## EXERCISE BRIEF
Copy the coding thread from "## mitchellde (Dec" up to and including "that code instead.", swapping every "path report" for "pathology report".

## TEXT PROVIDED
————————
# Coding neoplasms prior to punch biopsy/pathology results



## Kbuss (Dec 11, 2009)

I was working on claims for a patient that one of our providers saw who had a "non healing crusty wound" on his right cheek. She scheduled the patient to come back for a punch biopsy a few days later. The ICD-9 code she selected was a malignant neoplasm code. Well...at this point it is unknown whether this is malignant or benign. After the punch biopsy, pathology confirmed it was malignant and this office visit was coded properly but I am struggling to find the right code ICD-9 for the initial visit. I don't think the unspecified neoplasm codes are appropriate and it was suggested to me to try to find a V-code. I have completely exhausted myself over this. Can anyone lead me in the right direction?? 

Thank you!!

Kim


----------



## pcheshier (Dec 11, 2009)

Generally I have understood that you would wait for the path report and then code accordingly.  I think you would use the malignant code for the biopsy.


----------



## Kbuss (Dec 11, 2009)

You are correct and I did wait to review the results from the pathology report and used the appropriate ICD-9 for the procedure. But I need to know what I should be using for the office visit when the patient came in prior to the punch biopsy (these are seperate dates of service).


----------



## mitchellde (Dec 11, 2009)

Your original post states a non healing wound, that is what I would code if that is what is documented.


----------



## Walker22 (Dec 14, 2009)

If you filed your claim before the biopsy was available, then I would agree with mitchellde. Since you waited for the path report, you should code to the highest level of specificity. Since you now know it was malignant, you should use that code instead. 

I should say that I don't have much experience with this area, so maybe you should wait for someone with more experience to confirm or deny, but I think I'm right.


----------
————————
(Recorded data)
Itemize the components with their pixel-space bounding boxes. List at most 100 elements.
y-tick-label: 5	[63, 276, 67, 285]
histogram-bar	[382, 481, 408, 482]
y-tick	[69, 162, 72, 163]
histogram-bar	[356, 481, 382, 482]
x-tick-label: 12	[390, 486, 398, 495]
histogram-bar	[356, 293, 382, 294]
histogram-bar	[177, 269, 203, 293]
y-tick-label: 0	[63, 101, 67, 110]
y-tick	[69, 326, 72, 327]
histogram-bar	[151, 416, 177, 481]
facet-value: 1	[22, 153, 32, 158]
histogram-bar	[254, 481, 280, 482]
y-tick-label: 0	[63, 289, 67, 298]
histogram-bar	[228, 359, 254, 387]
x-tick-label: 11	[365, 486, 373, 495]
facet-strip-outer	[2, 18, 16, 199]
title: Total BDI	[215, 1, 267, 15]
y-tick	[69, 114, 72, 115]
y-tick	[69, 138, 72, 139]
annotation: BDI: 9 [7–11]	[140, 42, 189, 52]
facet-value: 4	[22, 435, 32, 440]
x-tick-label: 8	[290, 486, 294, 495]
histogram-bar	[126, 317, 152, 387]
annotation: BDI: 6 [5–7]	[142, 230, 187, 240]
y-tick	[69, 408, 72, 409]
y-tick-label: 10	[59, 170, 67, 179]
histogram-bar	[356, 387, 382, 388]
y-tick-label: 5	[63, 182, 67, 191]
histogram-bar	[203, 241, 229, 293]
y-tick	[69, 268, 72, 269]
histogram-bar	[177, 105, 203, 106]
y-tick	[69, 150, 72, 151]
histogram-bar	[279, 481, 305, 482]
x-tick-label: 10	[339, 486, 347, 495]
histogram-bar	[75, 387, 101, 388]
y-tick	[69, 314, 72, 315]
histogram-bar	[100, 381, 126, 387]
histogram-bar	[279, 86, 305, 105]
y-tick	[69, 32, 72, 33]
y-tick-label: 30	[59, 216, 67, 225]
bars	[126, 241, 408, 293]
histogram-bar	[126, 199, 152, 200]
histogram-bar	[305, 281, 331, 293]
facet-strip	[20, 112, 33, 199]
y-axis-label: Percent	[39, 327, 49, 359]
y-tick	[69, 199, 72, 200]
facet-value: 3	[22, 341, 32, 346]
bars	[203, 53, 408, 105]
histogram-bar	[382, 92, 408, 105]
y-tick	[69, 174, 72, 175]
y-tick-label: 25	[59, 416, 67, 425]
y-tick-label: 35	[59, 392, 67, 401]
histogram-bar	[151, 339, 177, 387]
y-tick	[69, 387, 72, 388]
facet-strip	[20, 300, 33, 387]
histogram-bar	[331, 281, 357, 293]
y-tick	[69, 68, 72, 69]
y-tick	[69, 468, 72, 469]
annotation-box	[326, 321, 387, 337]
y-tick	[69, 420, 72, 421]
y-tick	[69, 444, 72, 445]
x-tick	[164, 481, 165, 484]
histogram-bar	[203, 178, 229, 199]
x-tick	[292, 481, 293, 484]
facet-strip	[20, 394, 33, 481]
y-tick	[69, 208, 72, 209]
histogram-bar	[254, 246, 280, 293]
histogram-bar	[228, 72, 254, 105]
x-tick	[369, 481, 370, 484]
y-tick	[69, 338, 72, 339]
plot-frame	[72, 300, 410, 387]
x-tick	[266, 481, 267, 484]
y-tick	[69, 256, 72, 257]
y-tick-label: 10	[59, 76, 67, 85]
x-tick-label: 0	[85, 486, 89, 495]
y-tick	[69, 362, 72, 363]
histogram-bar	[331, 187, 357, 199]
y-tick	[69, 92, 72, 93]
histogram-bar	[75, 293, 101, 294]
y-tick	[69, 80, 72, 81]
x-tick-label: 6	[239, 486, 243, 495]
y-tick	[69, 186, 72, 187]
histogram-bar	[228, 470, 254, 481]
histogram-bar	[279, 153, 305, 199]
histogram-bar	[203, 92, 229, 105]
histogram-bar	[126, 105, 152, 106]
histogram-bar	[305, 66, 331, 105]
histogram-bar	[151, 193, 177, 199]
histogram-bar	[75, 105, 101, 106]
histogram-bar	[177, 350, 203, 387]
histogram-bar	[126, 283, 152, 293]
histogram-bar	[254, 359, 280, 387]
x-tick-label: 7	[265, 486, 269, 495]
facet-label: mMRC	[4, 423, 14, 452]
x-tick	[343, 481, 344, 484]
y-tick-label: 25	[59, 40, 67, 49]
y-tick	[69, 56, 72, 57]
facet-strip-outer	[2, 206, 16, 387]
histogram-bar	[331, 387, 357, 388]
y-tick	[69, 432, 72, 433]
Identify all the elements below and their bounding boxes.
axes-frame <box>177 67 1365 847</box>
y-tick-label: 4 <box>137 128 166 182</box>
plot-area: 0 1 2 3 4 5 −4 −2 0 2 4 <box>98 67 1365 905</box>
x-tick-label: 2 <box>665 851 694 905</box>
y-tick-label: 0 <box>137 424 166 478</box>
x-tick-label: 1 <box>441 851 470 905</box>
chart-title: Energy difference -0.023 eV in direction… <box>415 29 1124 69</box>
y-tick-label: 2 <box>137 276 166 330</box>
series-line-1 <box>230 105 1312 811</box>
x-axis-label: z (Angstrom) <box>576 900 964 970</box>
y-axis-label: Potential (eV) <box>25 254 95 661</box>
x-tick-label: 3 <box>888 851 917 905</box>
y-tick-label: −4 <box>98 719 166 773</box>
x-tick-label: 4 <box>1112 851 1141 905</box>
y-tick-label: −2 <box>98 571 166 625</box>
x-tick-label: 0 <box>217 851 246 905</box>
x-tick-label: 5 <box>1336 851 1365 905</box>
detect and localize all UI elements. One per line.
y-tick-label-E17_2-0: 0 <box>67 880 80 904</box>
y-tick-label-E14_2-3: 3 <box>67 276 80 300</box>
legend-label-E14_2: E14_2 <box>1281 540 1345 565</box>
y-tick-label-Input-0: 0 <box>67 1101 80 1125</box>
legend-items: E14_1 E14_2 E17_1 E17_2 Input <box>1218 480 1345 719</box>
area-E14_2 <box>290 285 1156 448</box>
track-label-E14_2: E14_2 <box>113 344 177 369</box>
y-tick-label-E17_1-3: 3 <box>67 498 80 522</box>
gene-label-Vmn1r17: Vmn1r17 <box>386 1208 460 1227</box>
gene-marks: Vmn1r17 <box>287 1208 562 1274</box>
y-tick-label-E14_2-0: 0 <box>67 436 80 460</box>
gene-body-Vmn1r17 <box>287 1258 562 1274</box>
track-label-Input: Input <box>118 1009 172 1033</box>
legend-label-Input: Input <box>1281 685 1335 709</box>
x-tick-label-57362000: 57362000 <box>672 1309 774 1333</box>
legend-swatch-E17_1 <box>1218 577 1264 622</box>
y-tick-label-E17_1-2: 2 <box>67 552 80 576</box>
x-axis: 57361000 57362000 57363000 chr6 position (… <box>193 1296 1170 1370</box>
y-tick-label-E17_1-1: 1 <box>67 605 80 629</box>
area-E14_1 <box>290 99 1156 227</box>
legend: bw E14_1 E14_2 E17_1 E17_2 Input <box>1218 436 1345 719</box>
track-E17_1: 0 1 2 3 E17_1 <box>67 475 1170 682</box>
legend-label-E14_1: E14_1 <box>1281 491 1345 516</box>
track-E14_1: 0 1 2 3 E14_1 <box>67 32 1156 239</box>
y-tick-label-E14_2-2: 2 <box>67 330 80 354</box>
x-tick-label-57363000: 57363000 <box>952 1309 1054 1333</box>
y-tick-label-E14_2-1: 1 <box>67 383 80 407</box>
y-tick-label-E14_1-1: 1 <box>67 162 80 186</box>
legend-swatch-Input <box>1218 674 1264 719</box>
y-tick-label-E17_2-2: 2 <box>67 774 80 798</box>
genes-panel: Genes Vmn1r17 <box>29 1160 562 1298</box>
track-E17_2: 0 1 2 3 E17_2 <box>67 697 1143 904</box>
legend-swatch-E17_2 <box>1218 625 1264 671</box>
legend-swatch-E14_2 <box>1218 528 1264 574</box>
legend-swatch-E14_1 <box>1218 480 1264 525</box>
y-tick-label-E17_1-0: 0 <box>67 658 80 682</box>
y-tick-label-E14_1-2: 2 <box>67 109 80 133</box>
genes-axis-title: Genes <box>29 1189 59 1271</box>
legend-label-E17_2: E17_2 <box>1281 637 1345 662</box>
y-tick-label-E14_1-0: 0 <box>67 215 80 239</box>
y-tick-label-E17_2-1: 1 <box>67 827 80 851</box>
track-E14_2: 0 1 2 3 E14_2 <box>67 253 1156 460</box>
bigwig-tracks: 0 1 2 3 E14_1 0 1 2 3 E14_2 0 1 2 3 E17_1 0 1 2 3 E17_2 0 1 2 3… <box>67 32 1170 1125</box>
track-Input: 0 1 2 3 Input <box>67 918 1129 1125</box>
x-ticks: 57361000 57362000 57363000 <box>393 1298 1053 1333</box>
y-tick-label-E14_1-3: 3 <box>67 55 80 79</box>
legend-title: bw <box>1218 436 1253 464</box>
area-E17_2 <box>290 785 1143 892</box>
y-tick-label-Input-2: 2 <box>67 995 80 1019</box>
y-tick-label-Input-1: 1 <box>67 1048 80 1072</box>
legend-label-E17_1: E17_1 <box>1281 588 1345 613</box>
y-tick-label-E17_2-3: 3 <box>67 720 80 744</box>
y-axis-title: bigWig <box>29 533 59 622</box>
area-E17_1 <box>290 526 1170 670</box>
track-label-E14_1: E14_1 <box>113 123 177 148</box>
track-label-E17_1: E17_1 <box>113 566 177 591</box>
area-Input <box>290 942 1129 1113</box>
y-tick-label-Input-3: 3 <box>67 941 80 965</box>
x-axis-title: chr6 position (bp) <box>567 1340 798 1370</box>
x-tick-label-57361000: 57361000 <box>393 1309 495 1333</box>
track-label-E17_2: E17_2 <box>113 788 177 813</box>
————————
## ANSWER TO THE EXERCISE
## mitchellde (Dec 11, 2009)

Your original post states a non healing wound, that is what I would code if that is what is documented.


----------



## Walker22 (Dec 14, 2009)

If you filed your claim before the biopsy was available, then I would agree with mitchellde. Since you waited for the pathology report, you should code to the highest level of specificity. Since you now know it was malignant, you should use that code instead.